** start of LISTED ENTRIES **

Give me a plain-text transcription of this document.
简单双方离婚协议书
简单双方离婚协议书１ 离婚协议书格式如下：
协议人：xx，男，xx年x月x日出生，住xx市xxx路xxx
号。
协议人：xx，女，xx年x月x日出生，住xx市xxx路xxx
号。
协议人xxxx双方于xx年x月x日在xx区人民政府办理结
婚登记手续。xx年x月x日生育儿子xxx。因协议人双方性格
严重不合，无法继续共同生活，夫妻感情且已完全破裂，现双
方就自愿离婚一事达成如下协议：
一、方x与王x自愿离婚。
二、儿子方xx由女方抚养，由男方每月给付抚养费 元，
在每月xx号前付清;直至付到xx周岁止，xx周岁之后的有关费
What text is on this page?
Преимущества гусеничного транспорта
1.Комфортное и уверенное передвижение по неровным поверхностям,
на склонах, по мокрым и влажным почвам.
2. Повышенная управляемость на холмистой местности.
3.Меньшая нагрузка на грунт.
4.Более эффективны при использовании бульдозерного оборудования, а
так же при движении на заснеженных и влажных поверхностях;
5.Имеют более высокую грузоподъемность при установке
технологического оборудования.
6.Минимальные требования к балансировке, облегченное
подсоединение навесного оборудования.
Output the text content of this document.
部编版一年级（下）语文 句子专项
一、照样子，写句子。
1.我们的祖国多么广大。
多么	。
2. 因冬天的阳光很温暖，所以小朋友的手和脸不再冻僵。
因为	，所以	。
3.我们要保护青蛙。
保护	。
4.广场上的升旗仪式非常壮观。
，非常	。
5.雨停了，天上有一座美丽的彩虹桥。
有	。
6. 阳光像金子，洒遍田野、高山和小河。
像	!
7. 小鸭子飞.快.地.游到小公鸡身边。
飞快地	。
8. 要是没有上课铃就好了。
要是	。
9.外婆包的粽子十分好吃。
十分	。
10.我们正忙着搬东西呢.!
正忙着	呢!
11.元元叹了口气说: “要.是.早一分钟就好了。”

** end of LISTED ENTRIES **

DESCRIPTION OF THE TASK
Read the entries and select each line where the word "this" is found.

SOLUTION
Give me a plain-text transcription of this document.
What text is on this page?
Output the text content of this document.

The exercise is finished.